>> Start Data for this task
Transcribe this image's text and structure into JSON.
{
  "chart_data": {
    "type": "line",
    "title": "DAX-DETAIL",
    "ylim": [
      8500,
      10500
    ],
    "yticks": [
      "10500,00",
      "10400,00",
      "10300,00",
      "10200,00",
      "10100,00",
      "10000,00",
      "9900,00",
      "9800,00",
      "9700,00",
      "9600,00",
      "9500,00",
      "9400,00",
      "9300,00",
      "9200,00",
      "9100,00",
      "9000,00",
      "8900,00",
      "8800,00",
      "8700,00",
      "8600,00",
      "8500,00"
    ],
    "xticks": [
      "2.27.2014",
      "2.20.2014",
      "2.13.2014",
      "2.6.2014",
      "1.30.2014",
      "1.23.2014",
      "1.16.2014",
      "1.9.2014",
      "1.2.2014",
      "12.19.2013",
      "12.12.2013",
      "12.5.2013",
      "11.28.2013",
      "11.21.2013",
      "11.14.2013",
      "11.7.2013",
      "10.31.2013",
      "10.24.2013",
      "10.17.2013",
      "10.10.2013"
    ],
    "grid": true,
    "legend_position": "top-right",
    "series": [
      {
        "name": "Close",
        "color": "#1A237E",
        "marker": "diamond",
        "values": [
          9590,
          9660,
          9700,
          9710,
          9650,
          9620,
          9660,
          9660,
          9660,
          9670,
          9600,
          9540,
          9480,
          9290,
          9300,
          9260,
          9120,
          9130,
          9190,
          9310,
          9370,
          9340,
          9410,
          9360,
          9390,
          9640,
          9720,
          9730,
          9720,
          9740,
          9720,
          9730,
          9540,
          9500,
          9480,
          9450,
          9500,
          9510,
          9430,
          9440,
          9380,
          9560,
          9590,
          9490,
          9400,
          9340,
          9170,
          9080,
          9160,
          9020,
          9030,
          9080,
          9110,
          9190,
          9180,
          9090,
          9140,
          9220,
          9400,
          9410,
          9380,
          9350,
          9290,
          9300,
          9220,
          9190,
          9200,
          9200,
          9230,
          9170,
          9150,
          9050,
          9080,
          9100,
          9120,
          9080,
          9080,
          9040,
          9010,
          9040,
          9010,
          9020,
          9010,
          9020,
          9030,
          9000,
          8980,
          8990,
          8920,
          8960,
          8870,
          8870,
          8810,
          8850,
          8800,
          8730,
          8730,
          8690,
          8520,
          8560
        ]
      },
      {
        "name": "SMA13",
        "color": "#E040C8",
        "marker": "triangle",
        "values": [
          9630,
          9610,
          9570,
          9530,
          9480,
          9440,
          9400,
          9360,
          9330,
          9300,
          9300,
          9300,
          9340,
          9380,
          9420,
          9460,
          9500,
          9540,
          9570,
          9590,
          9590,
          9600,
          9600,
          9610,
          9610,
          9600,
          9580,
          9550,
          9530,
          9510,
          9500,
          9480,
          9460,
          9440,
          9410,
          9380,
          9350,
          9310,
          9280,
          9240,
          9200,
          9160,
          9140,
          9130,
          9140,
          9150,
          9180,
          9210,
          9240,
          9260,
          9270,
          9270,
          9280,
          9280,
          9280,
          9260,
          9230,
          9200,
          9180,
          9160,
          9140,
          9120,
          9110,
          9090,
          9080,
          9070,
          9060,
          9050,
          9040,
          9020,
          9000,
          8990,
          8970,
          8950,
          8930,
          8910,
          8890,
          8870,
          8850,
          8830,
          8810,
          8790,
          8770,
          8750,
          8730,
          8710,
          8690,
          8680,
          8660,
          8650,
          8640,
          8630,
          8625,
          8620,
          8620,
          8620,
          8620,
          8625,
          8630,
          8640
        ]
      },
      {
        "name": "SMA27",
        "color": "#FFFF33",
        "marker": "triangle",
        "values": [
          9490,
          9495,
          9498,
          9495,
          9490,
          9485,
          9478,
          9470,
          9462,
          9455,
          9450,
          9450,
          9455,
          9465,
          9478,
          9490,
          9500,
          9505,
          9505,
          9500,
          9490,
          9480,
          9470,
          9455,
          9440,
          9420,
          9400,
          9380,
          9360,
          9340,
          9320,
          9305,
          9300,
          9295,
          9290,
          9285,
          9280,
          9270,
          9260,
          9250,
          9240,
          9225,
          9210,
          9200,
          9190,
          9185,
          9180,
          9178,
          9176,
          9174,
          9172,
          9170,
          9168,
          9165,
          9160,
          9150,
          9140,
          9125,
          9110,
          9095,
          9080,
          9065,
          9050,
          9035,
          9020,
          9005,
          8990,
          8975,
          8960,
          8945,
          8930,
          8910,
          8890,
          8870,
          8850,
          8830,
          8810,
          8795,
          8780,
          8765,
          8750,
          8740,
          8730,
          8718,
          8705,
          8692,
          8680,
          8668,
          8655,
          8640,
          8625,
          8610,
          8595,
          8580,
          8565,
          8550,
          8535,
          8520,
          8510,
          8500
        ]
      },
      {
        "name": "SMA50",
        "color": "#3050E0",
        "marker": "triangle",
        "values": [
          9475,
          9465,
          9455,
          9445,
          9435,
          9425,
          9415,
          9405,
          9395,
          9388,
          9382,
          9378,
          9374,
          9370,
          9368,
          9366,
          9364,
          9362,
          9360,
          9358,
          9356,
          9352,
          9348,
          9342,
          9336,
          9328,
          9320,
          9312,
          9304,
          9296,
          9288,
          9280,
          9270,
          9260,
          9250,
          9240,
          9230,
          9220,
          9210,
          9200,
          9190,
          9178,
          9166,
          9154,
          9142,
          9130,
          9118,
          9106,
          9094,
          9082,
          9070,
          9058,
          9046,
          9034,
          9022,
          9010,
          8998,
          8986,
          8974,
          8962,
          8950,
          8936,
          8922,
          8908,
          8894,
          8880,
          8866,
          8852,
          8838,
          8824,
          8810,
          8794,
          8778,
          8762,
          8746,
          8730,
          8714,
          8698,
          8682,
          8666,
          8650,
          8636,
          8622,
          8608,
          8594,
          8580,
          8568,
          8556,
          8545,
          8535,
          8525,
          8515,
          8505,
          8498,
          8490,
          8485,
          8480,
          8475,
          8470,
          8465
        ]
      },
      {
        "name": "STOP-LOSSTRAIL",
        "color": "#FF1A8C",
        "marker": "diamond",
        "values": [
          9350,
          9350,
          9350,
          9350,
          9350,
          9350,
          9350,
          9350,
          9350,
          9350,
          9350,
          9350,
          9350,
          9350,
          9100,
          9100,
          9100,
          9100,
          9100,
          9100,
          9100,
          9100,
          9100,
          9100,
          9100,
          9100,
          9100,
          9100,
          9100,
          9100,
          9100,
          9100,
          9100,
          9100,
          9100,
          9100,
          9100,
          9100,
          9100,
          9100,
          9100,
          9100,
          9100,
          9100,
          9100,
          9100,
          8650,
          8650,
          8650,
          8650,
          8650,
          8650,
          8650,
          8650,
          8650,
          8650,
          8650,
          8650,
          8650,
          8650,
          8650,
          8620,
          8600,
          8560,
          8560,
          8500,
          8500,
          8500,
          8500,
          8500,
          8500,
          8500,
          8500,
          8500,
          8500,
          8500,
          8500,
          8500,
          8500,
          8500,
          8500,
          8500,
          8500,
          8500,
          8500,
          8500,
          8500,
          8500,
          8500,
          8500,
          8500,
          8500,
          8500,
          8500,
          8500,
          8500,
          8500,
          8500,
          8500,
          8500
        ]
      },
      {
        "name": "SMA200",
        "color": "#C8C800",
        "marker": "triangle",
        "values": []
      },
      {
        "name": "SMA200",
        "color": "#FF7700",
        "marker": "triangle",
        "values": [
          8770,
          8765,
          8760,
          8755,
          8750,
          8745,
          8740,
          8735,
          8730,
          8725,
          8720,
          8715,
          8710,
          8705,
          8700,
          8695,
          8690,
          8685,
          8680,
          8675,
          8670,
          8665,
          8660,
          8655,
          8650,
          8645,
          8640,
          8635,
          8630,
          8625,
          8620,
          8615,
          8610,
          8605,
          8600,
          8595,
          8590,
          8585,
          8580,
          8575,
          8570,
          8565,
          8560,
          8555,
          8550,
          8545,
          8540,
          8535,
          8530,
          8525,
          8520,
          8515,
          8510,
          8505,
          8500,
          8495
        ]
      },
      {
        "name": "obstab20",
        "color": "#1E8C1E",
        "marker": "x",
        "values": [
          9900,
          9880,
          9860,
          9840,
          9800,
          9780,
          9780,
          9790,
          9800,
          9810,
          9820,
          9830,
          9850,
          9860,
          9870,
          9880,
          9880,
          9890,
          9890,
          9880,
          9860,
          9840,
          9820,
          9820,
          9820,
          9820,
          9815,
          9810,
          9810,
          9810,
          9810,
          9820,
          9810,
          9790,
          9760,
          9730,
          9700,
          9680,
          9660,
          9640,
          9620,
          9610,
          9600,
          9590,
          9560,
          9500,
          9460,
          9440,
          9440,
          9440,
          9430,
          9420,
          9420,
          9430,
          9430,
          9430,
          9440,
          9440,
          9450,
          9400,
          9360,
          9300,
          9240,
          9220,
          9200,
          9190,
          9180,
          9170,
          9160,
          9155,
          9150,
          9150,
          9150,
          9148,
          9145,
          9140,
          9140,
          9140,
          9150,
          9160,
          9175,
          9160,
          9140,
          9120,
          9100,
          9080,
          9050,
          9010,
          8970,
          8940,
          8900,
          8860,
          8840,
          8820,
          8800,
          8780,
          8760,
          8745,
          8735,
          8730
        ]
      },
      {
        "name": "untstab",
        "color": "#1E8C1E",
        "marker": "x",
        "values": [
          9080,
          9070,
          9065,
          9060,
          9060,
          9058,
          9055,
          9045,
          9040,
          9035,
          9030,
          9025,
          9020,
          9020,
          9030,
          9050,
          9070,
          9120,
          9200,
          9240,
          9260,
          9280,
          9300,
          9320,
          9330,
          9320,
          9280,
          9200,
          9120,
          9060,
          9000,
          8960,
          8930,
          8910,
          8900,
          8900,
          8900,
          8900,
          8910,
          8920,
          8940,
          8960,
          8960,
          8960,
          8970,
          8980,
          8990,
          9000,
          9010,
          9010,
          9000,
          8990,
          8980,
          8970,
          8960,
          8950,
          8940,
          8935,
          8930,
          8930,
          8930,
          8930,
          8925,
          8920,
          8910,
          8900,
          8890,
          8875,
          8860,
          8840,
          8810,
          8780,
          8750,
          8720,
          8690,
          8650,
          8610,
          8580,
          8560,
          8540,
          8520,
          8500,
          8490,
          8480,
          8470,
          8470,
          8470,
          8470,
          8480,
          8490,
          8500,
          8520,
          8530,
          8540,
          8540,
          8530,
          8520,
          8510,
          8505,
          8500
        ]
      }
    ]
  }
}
>> End Data for this task
* **Directive**
Count the lines of the data that contain the string "name", and reply with that number alone.

* **Solution for this problem**
9